WHAT TO WORK ON
How many lines of the records hold the string "Kapazität"? Reply with the number alone.

INPUT MATERIAL
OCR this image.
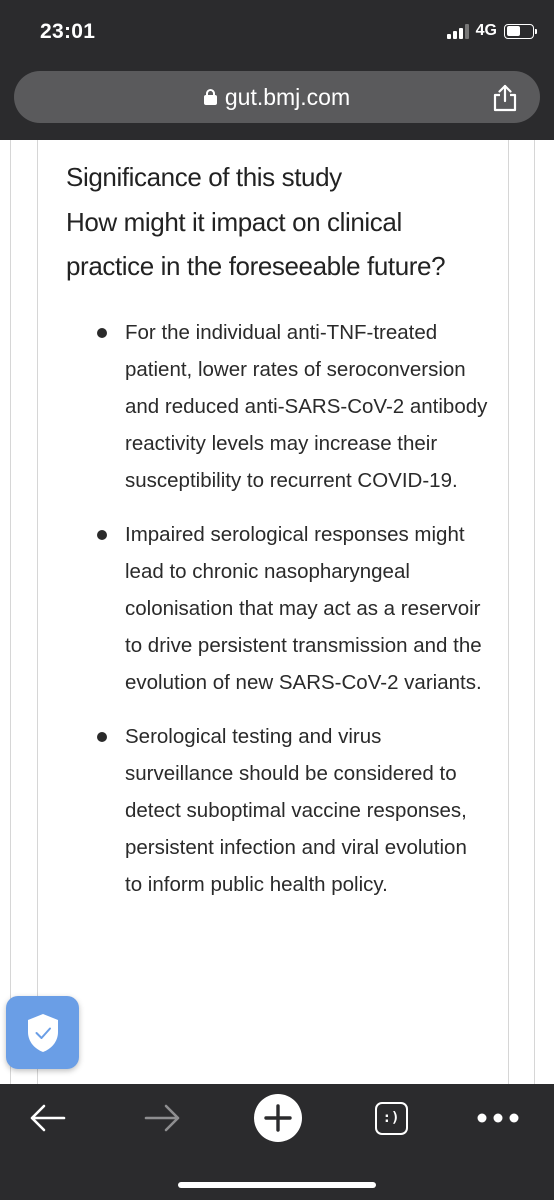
23:01	4G
gut.bmj.com
Significance of this study
How might it impact on clinical practice in the foreseeable future?
For the individual anti-TNF-treated patient, lower rates of seroconversion and reduced anti-SARS-CoV-2 antibody reactivity levels may increase their susceptibility to recurrent COVID-19.
Impaired serological responses might lead to chronic nasopharyngeal colonisation that may act as a reservoir to drive persistent transmission and the evolution of new SARS-CoV-2 variants.
Serological testing and virus surveillance should be considered to detect suboptimal vaccine responses, persistent infection and viral evolution to inform public health policy.
:)
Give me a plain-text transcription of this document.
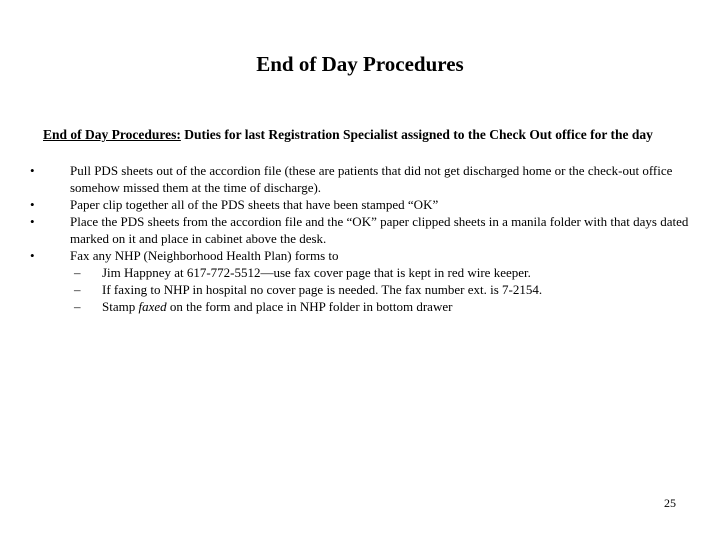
End of Day Procedures
End of Day Procedures: Duties for last Registration Specialist assigned to the Check Out office for the day
•	Pull PDS sheets out of the accordion file (these are patients that did not get discharged home or the check-out office somehow missed them at the time of discharge).
•	Paper clip together all of the PDS sheets that have been stamped “OK”
•	Place the PDS sheets from the accordion file and the “OK” paper clipped sheets in a manila folder with that days dated marked on it and place in cabinet above the desk.
•	Fax any NHP (Neighborhood Health Plan) forms to
–	Jim Happney at 617-772-5512—use fax cover page that is kept in red wire keeper.
–	If faxing to NHP in hospital no cover page is needed. The fax number ext. is 7-2154.
–	Stamp faxed on the form and place in NHP folder in bottom drawer
25
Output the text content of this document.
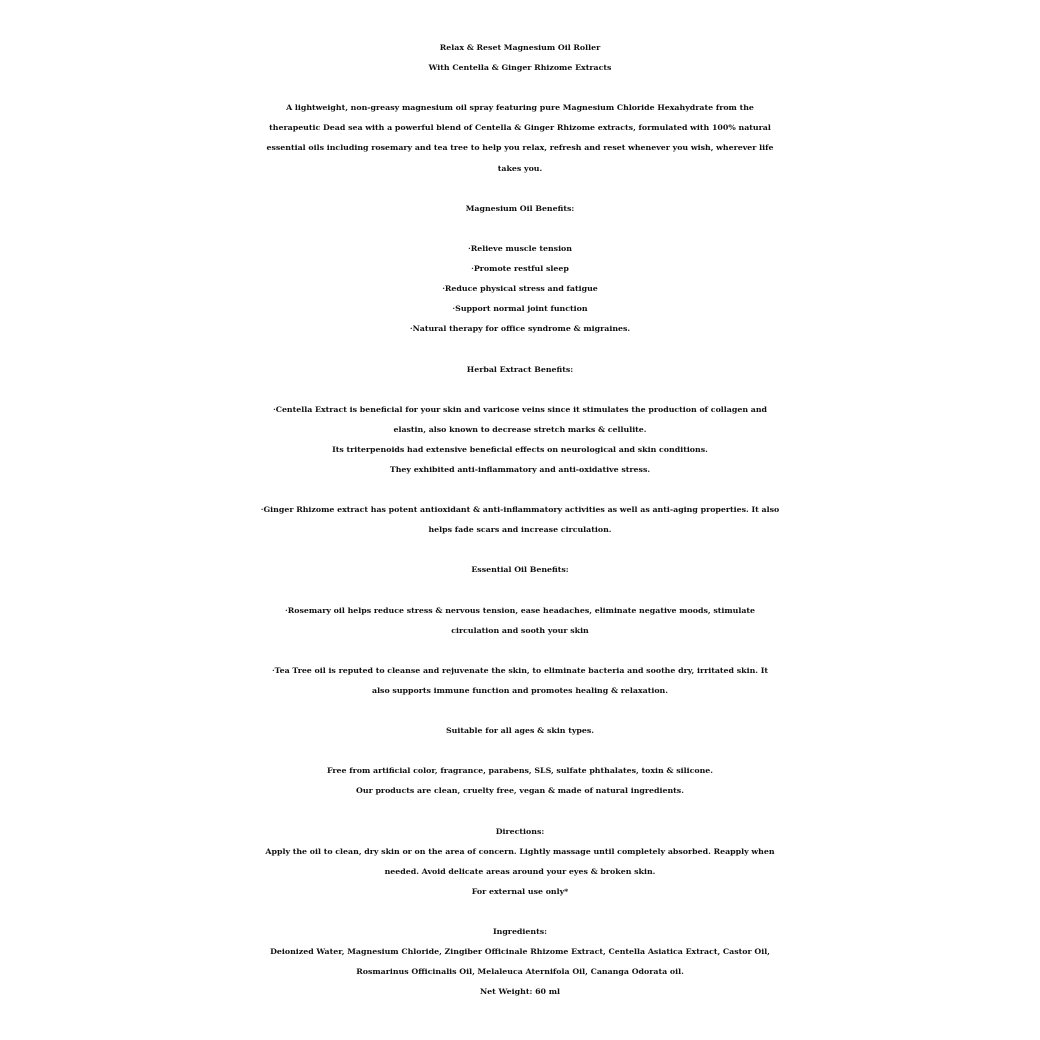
Relax & Reset Magnesium Oil Roller
With Centella & Ginger Rhizome Extracts
A lightweight, non-greasy magnesium oil spray featuring pure Magnesium Chloride Hexahydrate from the
therapeutic Dead sea with a powerful blend of Centella & Ginger Rhizome extracts, formulated with 100% natural
essential oils including rosemary and tea tree to help you relax, refresh and reset whenever you wish, wherever life
takes you.
Magnesium Oil Benefits:
·Relieve muscle tension
·Promote restful sleep
·Reduce physical stress and fatigue
·Support normal joint function
·Natural therapy for office syndrome & migraines.
Herbal Extract Benefits:
·Centella Extract is beneficial for your skin and varicose veins since it stimulates the production of collagen and
elastin, also known to decrease stretch marks & cellulite.
Its triterpenoids had extensive beneficial effects on neurological and skin conditions.
They exhibited anti-inflammatory and anti-oxidative stress.
·Ginger Rhizome extract has potent antioxidant & anti-inflammatory activities as well as anti-aging properties. It also
helps fade scars and increase circulation.
Essential Oil Benefits:
·Rosemary oil helps reduce stress & nervous tension, ease headaches, eliminate negative moods, stimulate
circulation and sooth your skin
·Tea Tree oil is reputed to cleanse and rejuvenate the skin, to eliminate bacteria and soothe dry, irritated skin. It
also supports immune function and promotes healing & relaxation.
Suitable for all ages & skin types.
Free from artificial color, fragrance, parabens, SLS, sulfate phthalates, toxin & silicone.
Our products are clean, cruelty free, vegan & made of natural ingredients.
Directions:
Apply the oil to clean, dry skin or on the area of concern. Lightly massage until completely absorbed. Reapply when
needed. Avoid delicate areas around your eyes & broken skin.
For external use only*
Ingredients:
Deionized Water, Magnesium Chloride, Zingiber Officinale Rhizome Extract, Centella Asiatica Extract, Castor Oil,
Rosmarinus Officinalis Oil, Melaleuca Aternifola Oil, Cananga Odorata oil.
Net Weight: 60 ml
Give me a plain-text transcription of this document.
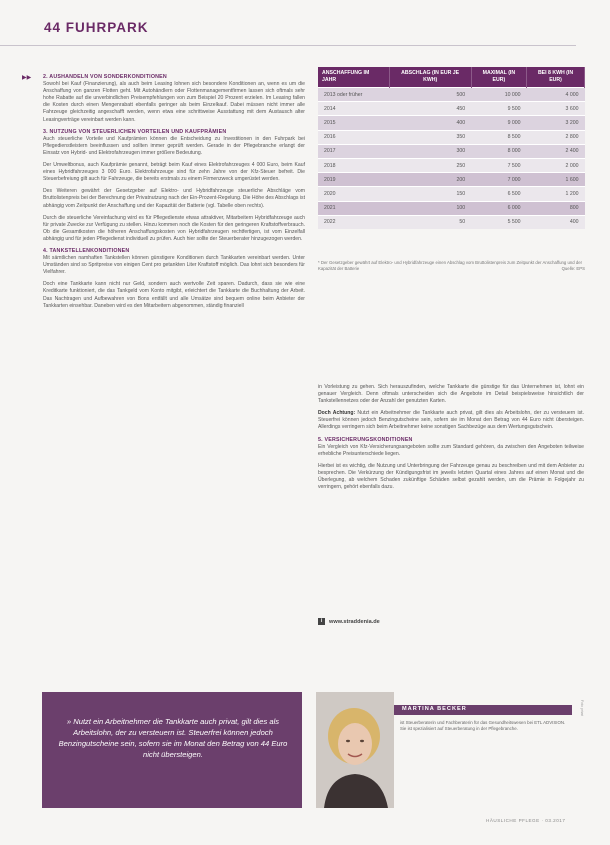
44 FUHRPARK
▶▶ 2. AUSHANDELN VON SONDERKONDITIONEN

Sowohl bei Kauf (Finanzierung), als auch beim Leasing lohnen sich besondere Konditionen an, wenn es um die Anschaffung von ganzen Flotten geht. Mit Autohändlern oder Flottenmanagementfirmen lassen sich oftmals sehr hohe Rabatte auf die unverbindlichen Preisempfehlungen von zum Beispiel 20 Prozent erzielen. Im Leasing fallen die Kosten durch einen Mengenrabatt ebenfalls geringer als beim Einzelkauf. Dabei müssen nicht immer alle Fahrzeuge gleichzeitig angeschafft werden, wenn etwa eine schrittweise Ausstattung mit dem Austausch alter Leasingverträge vereinbart werden kann.

3. NUTZUNG VON STEUERLICHEN VORTEILEN UND KAUFPRÄMIEN

Auch steuerliche Vorteile und Kaufprämien können die Entscheidung zu Investitionen in den Fuhrpark bei Pflegedienstleistern beeinflussen und sollten immer geprüft werden. Gerade in der Pflegebranche erlangt der Einsatz von Hybrid- und Elektrofahrzeugen immer größere Bedeutung.

Der Umweltbonus, auch Kaufprämie genannt, beträgt beim Kauf eines Elektrofahrzeuges 4 000 Euro, beim Kauf eines Hybridfahrzeuges 3 000 Euro. Elektrofahrzeuge sind für zehn Jahre von der Kfz-Steuer befreit. Die Steuerbefreiung gilt auch für Fahrzeuge, die bereits erstmals zu einem Firmenzweck umgerüstet werden.

Des Weiteren gewährt der Gesetzgeber auf Elektro- und Hybridfahrzeuge steuerliche Abschläge vom Bruttolistenpreis bei der Berechnung der Privatnutzung nach der Ein-Prozent-Regelung. Die Höhe des Abschlags ist abhängig vom Zeitpunkt der Anschaffung und der Kapazität der Batterie (vgl. Tabelle oben rechts).

Durch die steuerliche Vereinfachung wird es für Pflegedienste etwas attraktiver, Mitarbeitern Hybridfahrzeuge auch für private Zwecke zur Verfügung zu stellen. Hinzu kommen noch die Kosten für den geringeren Kraftstoffverbrauch. Ob die Gesamtkosten die höheren Anschaffungskosten von Hybridfahrzeugen rechtfertigen, ist vom Einzelfall abhängig und für jeden Pflegedienst individuell zu prüfen. Auch hier sollte der Steuerberater hinzugezogen werden.

4. TANKSTELLENKONDITIONEN

Mit sämtlichen namhaften Tankstellen können günstigere Konditionen durch Tankkarten vereinbart werden. Unter Umständen sind so Spritpreise von einigen Cent pro getankten Liter Kraftstoff möglich. Das lohnt sich besonders für Vielfahrer.

Doch eine Tankkarte kann nicht nur Geld, sondern auch wertvolle Zeit sparen. Dadurch, dass sie wie eine Kreditkarte funktioniert, die das Tankgeld vom Konto mitgibt, erleichtert die Tankkarte die Buchhaltung der Arbeit. Das Nachtragen und Aufbewahren von Bons entfällt und alle Umsätze sind bequem online beim Anbieter der Tankkarten einsehbar. Daneben wird es den Mitarbeitern abgenommen, ständig finanziell

ANSCHAFFUNG IM JAHR	ABSCHLAG (IN EUR JE KWH)	MAXIMAL (IN EUR)	BEI 8 KWH (IN EUR)
2013 oder früher	500	10 000	4 000
2014	450	9 500	3 600
2015	400	9 000	3 200
2016	350	8 500	2 800
2017	300	8 000	2 400
2018	250	7 500	2 000
2019	200	7 000	1 600
2020	150	6 500	1 200
2021	100	6 000	800
2022	50	5 500	400
* Der Gesetzgeber gewährt auf Elektro- und Hybridfahrzeuge einen Abschlag vom Bruttolistenpreis zum Zeitpunkt der Anschaffung und der Kapazität der Batterie	Quelle: EPS

in Vorleistung zu gehen. Sich herauszufinden, welche Tankkarte die günstige für das Unternehmen ist, lohnt ein genauer Vergleich. Denn oftmals unterscheiden sich die Angebote im Detail beispielsweise hinsichtlich der Tankstellennetzes oder der Anzahl der genutzten Karten.

Doch Achtung: Nutzt ein Arbeitnehmer die Tankkarte auch privat, gilt dies als Arbeitslohn, der zu versteuern ist. Steuerfrei können jedoch Benzingutscheine sein, sofern sie im Monat den Betrag von 44 Euro nicht übersteigen. Allerdings verringern sich beim Arbeitnehmer keine sonstigen Sachbezüge aus dem Wertungsgutschein.

5. VERSICHERUNGSKONDITIONEN

Ein Vergleich von Kfz-Versicherungsangeboten sollte zum Standard gehören, da zwischen den Angeboten teilweise erhebliche Preisunterschiede liegen.

Hierbei ist es wichtig, die Nutzung und Unterbringung der Fahrzeuge genau zu beschreiben und mit dem Anbieter zu besprechen. Die Verkürzung der Kündigungsfrist im jeweils letzten Quartal eines Jahres auf einen Monat und die Überlegung, ab welchem Schaden zukünftige Schäden selbst gezahlt werden, um die Prämie in Folgejahr zu verringern, gehört ebenfalls dazu.

i www.straddenia.de
» Nutzt ein Arbeitnehmer die Tankkarte auch privat, gilt dies als Arbeitslohn, der zu versteuern ist. Steuerfrei können jedoch Benzingutscheine sein, sofern sie im Monat den Betrag von 44 Euro nicht übersteigen.
MARTINA BECKER
ist Steuerberaterin und Fachberaterin für das Gesundheitswesen bei ETL ADVISION. Sie ist spezialisiert auf Steuerberatung in der Pflegebranche.
Foto: privat
HÄUSLICHE PFLEGE · 03.2017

ANSWER BELOW
2